> Given task: Among the entries, which lines carry the string "this"? Copy each of them.
#### Input material
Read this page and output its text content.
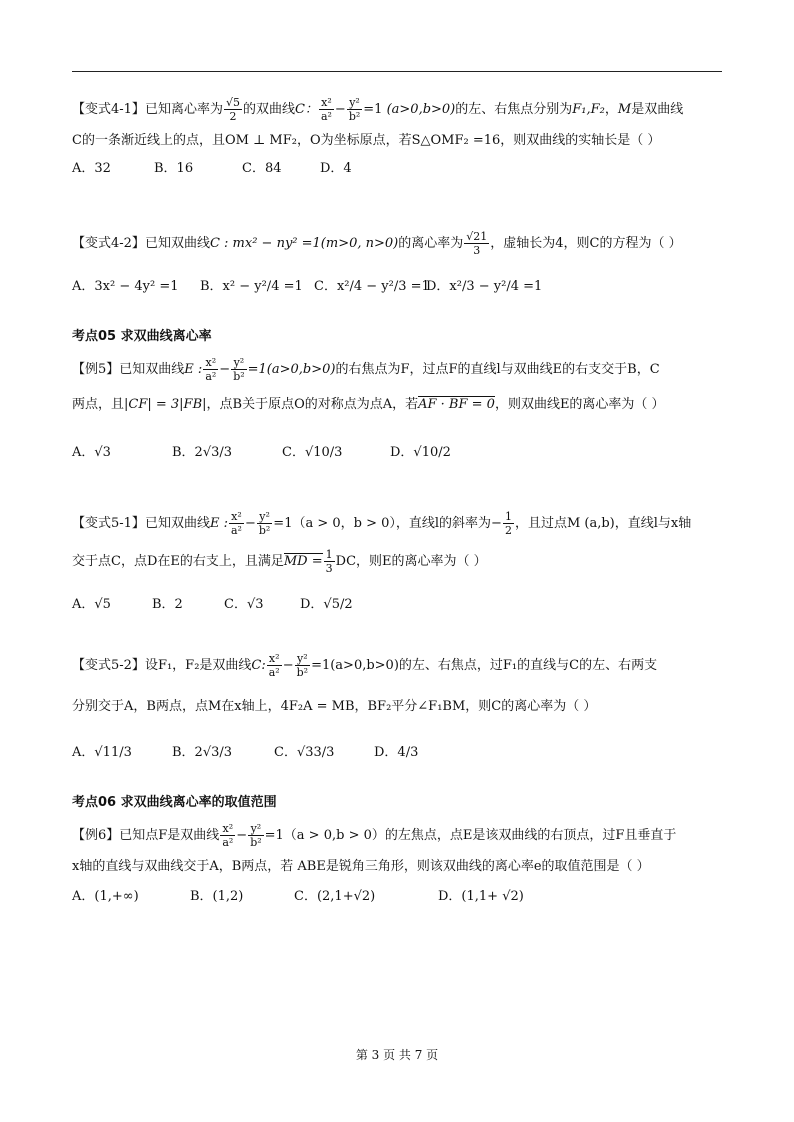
【变式4-1】已知离心率为 $\frac{√5}{2}$ 的双曲线C： $\frac{\text{x²}}{\text{a²}} - \frac{\text{y²}}{\text{b²}} =1$ (a>0,b>0)的左、右焦点分别为F₁,F₂，M是双曲线
C的一条渐近线上的点，且OM ⊥ MF₂，O为坐标原点，若S△OMF₂ =16，则双曲线的实轴长是（ ）
A．32	B．16	C．84	D．4
【变式4-2】已知双曲线C : mx² − ny² =1(m>0, n>0)的离心率为 $\frac{√21}{3}$ ，虚轴长为4，则C的方程为（ ）
A．3x² − 4y² =1 B．x² − y²/4 =1 C．x²/4 − y²/3 =1D．x²/3 − y²/4 =1
考点05 求双曲线离心率
【例5】已知双曲线E : $\frac{\text{x²}}{\text{a²}} - \frac{\text{y²}}{\text{b²}} =1(a>0,b>0)$的右焦点为F，过点F的直线l与双曲线E的右支交于B，C
两点，且|CF| = 3|FB|，点B关于原点O的对称点为点A，若AF · BF = 0，则双曲线E的离心率为（ ）
A．√3	B．2√3/3	C．√10/3	D．√10/2
【变式5-1】已知双曲线E : $\frac{\text{x²}}{\text{a²}} - \frac{\text{y²}}{\text{b²}} =1(a > 0$，b > 0），直线l的斜率为− $\frac{1}{2}$ ，且过点M (a,b)，直线l与x轴
交于点C，点D在E的右支上，且满足MD = $\frac{1}{3}$ DC，则E的离心率为（ ）
A．√5	B．2	C．√3	D．√5/2
【变式5-2】设F₁，F₂是双曲线C: $\frac{\text{x²}}{\text{a²}} - \frac{\text{y²}}{\text{b²}} =1(a>0,b>0)$的左、右焦点，过F₁的直线与C的左、右两支
分别交于A，B两点，点M在x轴上，4F₂A = MB，BF₂平分∠F₁BM，则C的离心率为（ ）
A．√11/3	B．2√3/3	C．√33/3	D．4/3
考点06 求双曲线离心率的取值范围
【例6】已知点F是双曲线 $\frac{\text{x²}}{\text{a²}} - \frac{\text{y²}}{\text{b²}} =1(a > 0,b > 0)$的左焦点，点E是该双曲线的右顶点，过F且垂直于
x轴的直线与双曲线交于A，B两点，若 ABE是锐角三角形，则该双曲线的离心率e的取值范围是（ ）
A．(1,+∞)	B．(1,2)	C．(2,1+√2)	D．(1,1+ √2)
第 3 页 共 7 页
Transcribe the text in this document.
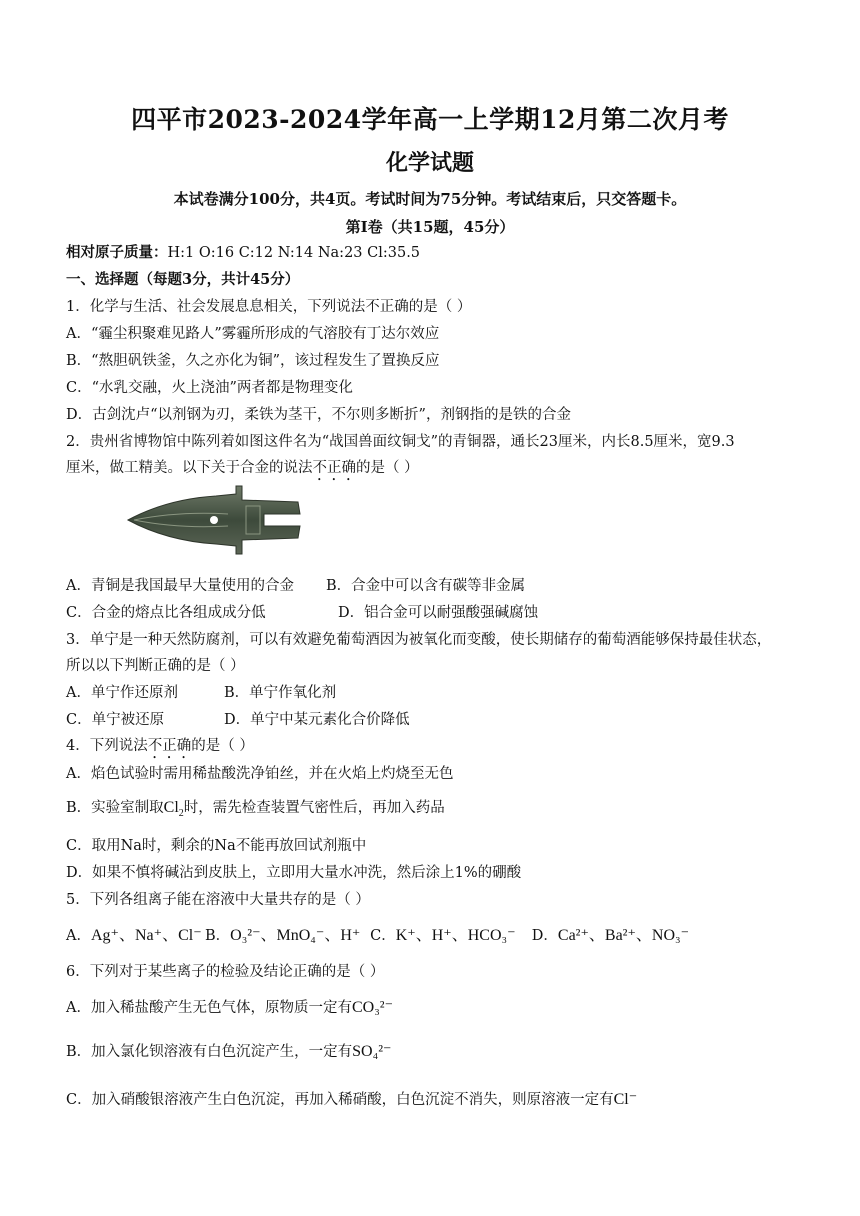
四平市2023-2024学年高一上学期12月第二次月考
化学试题
本试卷满分100分，共4页。考试时间为75分钟。考试结束后，只交答题卡。
第I卷（共15题，45分）
相对原子质量：H:1 O:16 C:12 N:14 Na:23 Cl:35.5
一、选择题（每题3分，共计45分）
1．化学与生活、社会发展息息相关，下列说法不正确的是（ ）
A．“霾尘积聚难见路人”雾霾所形成的气溶胶有丁达尔效应
B．“熬胆矾铁釜，久之亦化为铜”，该过程发生了置换反应
C．“水乳交融，火上浇油”两者都是物理变化
D．古剑沈卢“以剂钢为刃，柔铁为茎干，不尔则多断折”，剂钢指的是铁的合金
2．贵州省博物馆中陈列着如图这件名为“战国兽面纹铜戈”的青铜器，通长23厘米，内长8.5厘米，宽9.3
厘米，做工精美。以下关于合金的说法不正确的是（ ）
A．青铜是我国最早大量使用的合金 B．合金中可以含有碳等非金属
C．合金的熔点比各组成成分低	D．铝合金可以耐强酸强碱腐蚀
3．单宁是一种天然防腐剂，可以有效避免葡萄酒因为被氧化而变酸，使长期储存的葡萄酒能够保持最佳状态，
所以以下判断正确的是（ ）
A．单宁作还原剂	B．单宁作氧化剂
C．单宁被还原	D．单宁中某元素化合价降低
4．下列说法不正确的是（ ）
A．焰色试验时需用稀盐酸洗净铂丝，并在火焰上灼烧至无色
B．实验室制取$Cl_2$时，需先检查装置气密性后，再加入药品
C．取用Na时，剩余的Na不能再放回试剂瓶中
D．如果不慎将碱沾到皮肤上，立即用大量水冲洗，然后涂上1%的硼酸
5．下列各组离子能在溶液中大量共存的是（ ）
A．Ag⁺、Na⁺、Cl⁻ B．O₃²⁻、MnO₄⁻、H⁺ C．K⁺、H⁺、HCO₃⁻ D．Ca²⁺、Ba²⁺、NO₃⁻
6．下列对于某些离子的检验及结论正确的是（ ）
A．加入稀盐酸产生无色气体，原物质一定有CO₃²⁻
B．加入氯化钡溶液有白色沉淀产生，一定有SO₄²⁻
C．加入硝酸银溶液产生白色沉淀，再加入稀硝酸，白色沉淀不消失，则原溶液一定有Cl⁻
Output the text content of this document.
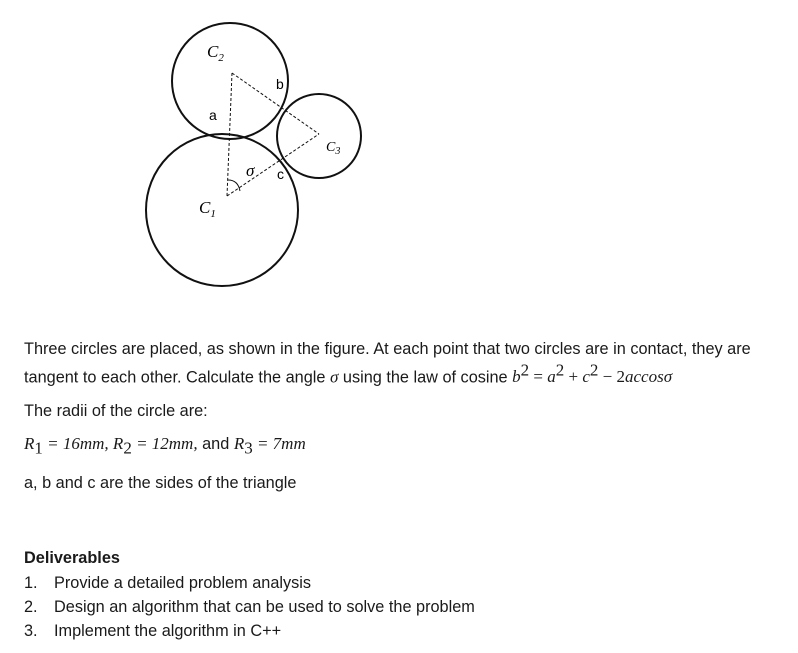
$C_2$
$C_1$
$C_3$
a
b
c
σ
Three circles are placed, as shown in the figure. At each point that two circles are in contact, they are
tangent to each other. Calculate the angle σ using the law of cosine $b^2 = a^2 + c^2 - 2accos\sigma$
The radii of the circle are:
$R_1 = 16mm$, $R_2 = 12mm$, and $R_3 = 7mm$
a, b and c are the sides of the triangle
Deliverables
1. Provide a detailed problem analysis
2. Design an algorithm that can be used to solve the problem
3. Implement the algorithm in C++
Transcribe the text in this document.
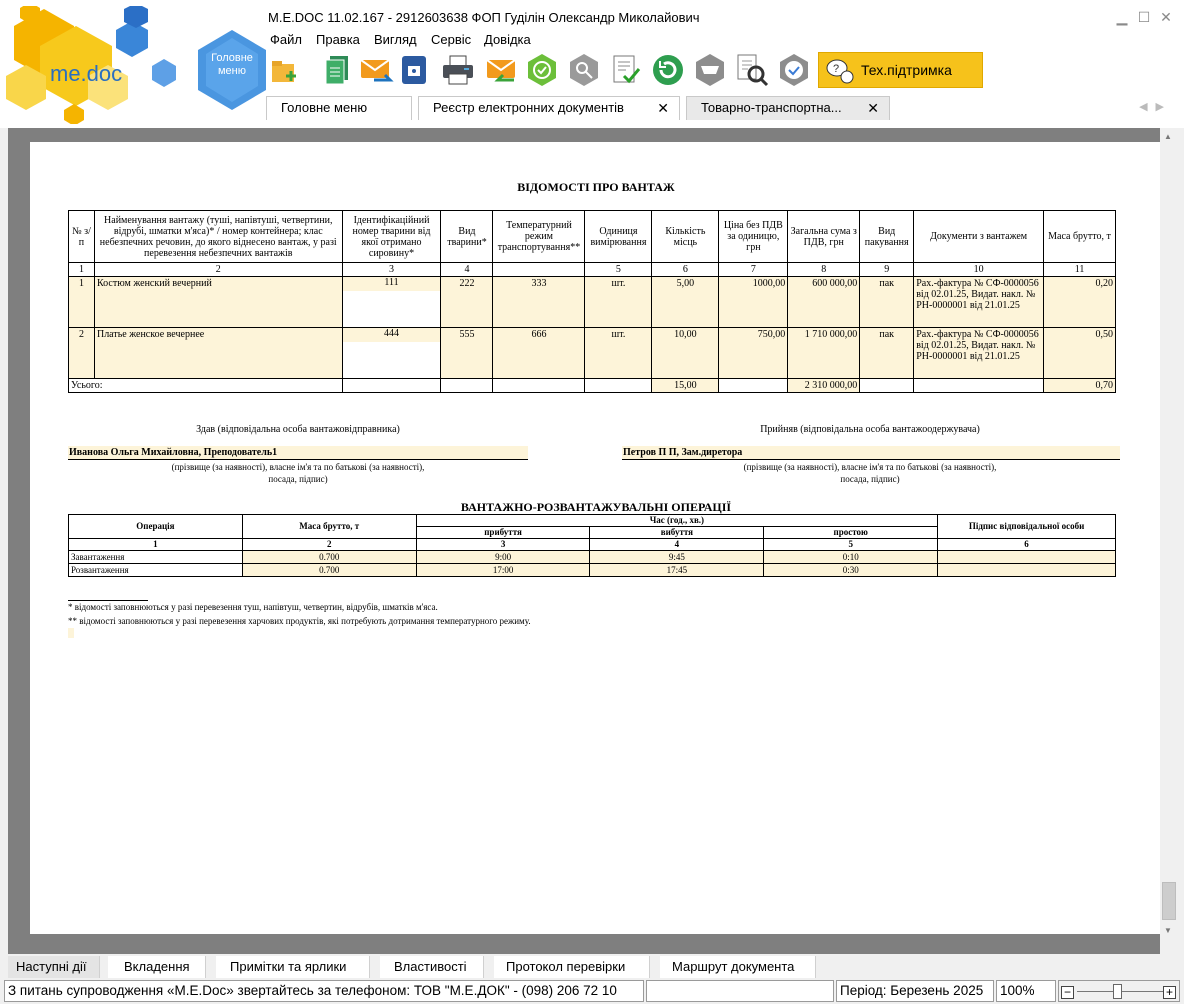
me.doc
Головне меню
M.E.DOC 11.02.167 - 2912603638 ФОП Гуділін Олександр Миколайович	▁ ☐ ✕
Файл Правка Вигляд Сервіс Довідка
? Тех.підтримка
Головне меню	Реєстр електронних документів ✕	Товарно-транспортна... ✕	◀▶
ВІДОМОСТІ ПРО ВАНТАЖ
№ з/п	Найменування вантажу (туші, напівтуші, четвертини, відрубі, шматки м'яса)* / номер контейнера; клас небезпечних речовин, до якого віднесено вантаж, у разі перевезення небезпечних вантажів	Ідентифікаційний номер тварини від якої отримано сировину*	Вид тварини*	Температурний режим транспортування**	Одиниця вимірювання	Кількість місць	Ціна без ПДВ за одиницю, грн	Загальна сума з ПДВ, грн	Вид пакування	Документи з вантажем	Маса брутто, т
1	2	3	4		5	6	7	8	9	10	11
1	Костюм женский вечерний	111	222	333	шт.	5,00	1000,00	600 000,00	пак	Рах.-фактура № СФ-0000056 від 02.01.25, Видат. накл. № РН-0000001 від 21.01.25	0,20
2	Платье женское вечернее	444	555	666	шт.	10,00	750,00	1 710 000,00	пак	Рах.-фактура № СФ-0000056 від 02.01.25, Видат. накл. № РН-0000001 від 21.01.25	0,50
Усього:						15,00		2 310 000,00			0,70
Здав (відповідальна особа вантажовідправника)	Прийняв (відповідальна особа вантажоодержувача)
Иванова Ольга Михайловна, Преподователь1	Петров П П, Зам.диретора
(прізвище (за наявності), власне ім'я та по батькові (за наявності),
посада, підпис)
(прізвище (за наявності), власне ім'я та по батькові (за наявності),
посада, підпис)
ВАНТАЖНО-РОЗВАНТАЖУВАЛЬНІ ОПЕРАЦІЇ
Операція	Маса брутто, т	Час (год., хв.)			Підпис відповідальної особи
		прибуття	вибуття	простою	
1	2	3	4	5	6
Завантаження	0.700	9:00	9:45	0:10	
Розвантаження	0.700	17:00	17:45	0:30	
* відомості заповнюються у разі перевезення туш, напівтуш, четвертин, відрубів, шматків м'яса.
** відомості заповнюються у разі перевезення харчових продуктів, які потребують дотримання температурного режиму.
▲
▼
Наступні дії	Вкладення	Примітки та ярлики	Властивості	Протокол перевірки	Маршрут документа
З питань супроводження «M.E.Doc» звертайтесь за телефоном: ТОВ "М.Е.ДОК" - (098) 206 72 10	Період: Березень 2025	100%	−	+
########
> Exercise result:
Read this page and output its text content.
Transcribe the text in this document.
Output the text content of this document.
Transcribe the text in this document.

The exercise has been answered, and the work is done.